[EXTRACTED MATERIAL]
# # # # # # #

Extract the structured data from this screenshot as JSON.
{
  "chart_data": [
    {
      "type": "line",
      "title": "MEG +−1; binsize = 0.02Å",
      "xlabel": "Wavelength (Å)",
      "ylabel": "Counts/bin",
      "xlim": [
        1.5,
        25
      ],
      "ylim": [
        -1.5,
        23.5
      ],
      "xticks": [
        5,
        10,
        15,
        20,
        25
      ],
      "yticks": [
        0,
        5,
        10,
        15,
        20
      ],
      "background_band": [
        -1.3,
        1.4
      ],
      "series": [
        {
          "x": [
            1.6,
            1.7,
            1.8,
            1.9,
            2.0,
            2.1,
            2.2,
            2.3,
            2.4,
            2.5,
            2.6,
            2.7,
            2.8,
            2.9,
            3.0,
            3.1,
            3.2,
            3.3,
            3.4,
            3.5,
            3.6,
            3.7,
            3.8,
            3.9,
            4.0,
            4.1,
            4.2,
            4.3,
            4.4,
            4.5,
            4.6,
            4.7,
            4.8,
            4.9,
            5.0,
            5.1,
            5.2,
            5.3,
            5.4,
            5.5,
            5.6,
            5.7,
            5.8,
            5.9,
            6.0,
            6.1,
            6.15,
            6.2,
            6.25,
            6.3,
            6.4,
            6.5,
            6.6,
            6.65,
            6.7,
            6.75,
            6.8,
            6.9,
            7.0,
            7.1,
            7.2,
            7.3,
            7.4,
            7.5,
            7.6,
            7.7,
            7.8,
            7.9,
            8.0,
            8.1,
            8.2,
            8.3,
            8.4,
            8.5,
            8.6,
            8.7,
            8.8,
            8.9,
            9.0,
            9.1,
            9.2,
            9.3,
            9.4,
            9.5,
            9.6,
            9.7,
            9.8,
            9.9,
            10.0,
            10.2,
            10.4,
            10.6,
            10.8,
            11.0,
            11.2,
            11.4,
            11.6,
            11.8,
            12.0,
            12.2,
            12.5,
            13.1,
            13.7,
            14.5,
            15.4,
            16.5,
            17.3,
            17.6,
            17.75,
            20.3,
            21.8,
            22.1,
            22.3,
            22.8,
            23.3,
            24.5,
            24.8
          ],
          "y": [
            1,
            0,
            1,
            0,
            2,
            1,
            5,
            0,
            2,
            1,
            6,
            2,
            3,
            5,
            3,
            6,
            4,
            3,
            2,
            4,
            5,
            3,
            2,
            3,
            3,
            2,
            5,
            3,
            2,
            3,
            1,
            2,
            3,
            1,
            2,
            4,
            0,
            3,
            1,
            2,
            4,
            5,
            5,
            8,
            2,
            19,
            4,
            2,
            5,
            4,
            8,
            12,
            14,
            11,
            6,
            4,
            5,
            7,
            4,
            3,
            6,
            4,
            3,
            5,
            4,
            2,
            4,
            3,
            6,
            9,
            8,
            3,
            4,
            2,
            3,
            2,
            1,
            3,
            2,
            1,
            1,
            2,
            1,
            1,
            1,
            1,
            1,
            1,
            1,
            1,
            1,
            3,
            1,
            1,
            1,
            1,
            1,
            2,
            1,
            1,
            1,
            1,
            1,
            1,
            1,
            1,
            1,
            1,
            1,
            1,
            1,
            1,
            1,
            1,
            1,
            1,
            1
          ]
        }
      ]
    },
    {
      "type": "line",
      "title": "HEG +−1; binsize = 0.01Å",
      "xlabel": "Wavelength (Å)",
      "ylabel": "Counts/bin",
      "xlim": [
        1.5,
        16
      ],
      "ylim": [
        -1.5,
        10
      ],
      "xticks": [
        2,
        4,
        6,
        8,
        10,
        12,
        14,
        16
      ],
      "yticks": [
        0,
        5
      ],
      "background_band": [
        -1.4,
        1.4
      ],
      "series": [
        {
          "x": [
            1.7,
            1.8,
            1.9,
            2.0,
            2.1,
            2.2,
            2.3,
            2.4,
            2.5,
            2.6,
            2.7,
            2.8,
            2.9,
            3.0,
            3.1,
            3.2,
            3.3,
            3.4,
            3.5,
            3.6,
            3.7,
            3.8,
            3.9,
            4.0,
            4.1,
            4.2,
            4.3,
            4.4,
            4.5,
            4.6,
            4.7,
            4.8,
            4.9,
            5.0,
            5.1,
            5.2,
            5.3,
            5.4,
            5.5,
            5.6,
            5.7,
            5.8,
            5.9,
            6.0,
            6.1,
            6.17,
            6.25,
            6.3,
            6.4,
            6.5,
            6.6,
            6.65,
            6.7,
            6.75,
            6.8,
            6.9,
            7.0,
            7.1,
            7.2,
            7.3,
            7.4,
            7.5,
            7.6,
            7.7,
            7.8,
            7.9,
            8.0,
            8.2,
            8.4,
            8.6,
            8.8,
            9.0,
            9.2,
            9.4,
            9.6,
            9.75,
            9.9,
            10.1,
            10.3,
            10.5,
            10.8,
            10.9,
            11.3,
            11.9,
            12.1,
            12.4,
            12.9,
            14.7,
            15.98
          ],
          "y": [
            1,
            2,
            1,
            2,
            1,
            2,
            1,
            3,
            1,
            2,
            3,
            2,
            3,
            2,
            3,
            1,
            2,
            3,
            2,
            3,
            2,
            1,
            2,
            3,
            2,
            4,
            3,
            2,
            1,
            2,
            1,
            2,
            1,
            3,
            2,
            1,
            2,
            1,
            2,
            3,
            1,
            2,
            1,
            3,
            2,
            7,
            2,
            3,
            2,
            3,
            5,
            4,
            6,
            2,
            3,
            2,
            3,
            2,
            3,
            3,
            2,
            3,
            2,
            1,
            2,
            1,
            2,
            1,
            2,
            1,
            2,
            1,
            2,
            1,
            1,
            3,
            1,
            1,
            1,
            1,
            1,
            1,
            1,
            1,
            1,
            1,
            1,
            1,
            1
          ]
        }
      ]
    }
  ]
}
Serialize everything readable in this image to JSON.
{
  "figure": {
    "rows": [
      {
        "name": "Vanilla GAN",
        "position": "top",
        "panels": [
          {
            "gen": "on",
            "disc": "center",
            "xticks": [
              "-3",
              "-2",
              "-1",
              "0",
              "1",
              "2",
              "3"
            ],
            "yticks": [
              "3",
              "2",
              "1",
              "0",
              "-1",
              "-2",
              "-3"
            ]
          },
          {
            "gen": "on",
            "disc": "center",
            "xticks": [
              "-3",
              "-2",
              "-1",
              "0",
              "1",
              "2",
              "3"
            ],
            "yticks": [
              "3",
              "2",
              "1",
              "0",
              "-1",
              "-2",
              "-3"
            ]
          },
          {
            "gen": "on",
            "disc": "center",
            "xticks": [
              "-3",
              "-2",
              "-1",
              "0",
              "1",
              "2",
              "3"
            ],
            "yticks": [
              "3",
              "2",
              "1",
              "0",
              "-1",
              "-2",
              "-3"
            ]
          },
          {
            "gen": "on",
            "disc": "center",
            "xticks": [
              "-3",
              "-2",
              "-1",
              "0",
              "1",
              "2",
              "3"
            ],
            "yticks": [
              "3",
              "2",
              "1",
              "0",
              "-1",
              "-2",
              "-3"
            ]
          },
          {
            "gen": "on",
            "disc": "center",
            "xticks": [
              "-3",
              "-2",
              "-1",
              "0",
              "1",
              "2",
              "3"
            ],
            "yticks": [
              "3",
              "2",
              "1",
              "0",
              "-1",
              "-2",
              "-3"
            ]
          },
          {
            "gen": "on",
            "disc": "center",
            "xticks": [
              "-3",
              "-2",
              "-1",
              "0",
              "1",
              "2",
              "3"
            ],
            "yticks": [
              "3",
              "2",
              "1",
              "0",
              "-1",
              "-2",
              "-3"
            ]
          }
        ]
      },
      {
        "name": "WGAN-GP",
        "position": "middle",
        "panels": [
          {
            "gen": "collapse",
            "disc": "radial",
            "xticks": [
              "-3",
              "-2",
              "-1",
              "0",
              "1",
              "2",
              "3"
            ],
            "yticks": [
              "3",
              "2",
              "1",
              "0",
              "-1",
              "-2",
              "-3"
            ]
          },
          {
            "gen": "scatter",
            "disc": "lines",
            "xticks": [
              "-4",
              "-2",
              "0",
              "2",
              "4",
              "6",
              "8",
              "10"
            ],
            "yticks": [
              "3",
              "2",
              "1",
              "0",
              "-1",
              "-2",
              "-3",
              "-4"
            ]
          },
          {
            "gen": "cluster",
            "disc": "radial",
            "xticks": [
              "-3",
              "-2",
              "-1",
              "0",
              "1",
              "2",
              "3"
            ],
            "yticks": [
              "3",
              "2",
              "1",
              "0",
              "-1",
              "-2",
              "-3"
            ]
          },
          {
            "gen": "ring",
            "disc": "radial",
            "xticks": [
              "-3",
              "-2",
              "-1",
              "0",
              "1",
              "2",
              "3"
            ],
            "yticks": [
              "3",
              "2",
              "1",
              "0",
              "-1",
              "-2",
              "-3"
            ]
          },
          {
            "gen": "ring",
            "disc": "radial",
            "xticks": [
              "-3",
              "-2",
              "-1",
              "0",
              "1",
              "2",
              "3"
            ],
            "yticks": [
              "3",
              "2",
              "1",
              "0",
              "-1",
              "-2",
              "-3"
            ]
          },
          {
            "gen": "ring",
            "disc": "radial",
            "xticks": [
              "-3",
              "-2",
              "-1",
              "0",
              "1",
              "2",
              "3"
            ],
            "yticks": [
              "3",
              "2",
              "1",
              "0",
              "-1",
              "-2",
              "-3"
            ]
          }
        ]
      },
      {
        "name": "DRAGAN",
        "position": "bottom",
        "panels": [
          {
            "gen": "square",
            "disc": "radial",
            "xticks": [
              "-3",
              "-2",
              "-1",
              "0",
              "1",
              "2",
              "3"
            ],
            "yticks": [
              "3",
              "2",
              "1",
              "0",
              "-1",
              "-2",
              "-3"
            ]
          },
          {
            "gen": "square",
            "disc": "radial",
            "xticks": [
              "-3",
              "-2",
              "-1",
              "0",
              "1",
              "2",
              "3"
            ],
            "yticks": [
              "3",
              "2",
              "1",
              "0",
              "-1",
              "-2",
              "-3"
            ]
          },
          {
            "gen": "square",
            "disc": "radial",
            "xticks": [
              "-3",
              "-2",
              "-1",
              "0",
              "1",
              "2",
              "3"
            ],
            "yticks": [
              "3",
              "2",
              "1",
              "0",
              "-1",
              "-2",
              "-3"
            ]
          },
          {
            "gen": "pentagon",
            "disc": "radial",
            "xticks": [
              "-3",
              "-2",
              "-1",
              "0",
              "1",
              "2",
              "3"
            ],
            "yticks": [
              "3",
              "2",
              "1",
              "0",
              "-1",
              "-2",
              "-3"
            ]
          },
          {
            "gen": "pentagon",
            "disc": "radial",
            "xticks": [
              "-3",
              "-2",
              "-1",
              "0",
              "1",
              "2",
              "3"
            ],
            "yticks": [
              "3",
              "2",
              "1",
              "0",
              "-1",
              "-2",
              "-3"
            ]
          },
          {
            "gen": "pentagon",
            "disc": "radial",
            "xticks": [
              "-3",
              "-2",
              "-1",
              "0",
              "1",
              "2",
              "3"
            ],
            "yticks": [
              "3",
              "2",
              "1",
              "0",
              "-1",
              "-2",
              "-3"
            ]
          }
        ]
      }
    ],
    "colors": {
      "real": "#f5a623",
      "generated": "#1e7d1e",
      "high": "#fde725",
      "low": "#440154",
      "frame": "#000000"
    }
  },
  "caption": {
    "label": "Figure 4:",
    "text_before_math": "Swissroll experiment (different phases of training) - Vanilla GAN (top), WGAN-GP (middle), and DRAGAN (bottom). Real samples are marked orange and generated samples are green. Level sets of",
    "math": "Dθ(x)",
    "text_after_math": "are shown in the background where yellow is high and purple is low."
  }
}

# # # # # # #

[THE EXERCISE]
Go through the listing above and pull out each line containing the word "Vanilla".

[EXERCISE SOLUTION]
        "name": "Vanilla GAN",
    "text_before_math": "Swissroll experiment (different phases of training) - Vanilla GAN (top), WGAN-GP (middle), and DRAGAN (bottom). Real samples are marked orange and generated samples are green. Level sets of",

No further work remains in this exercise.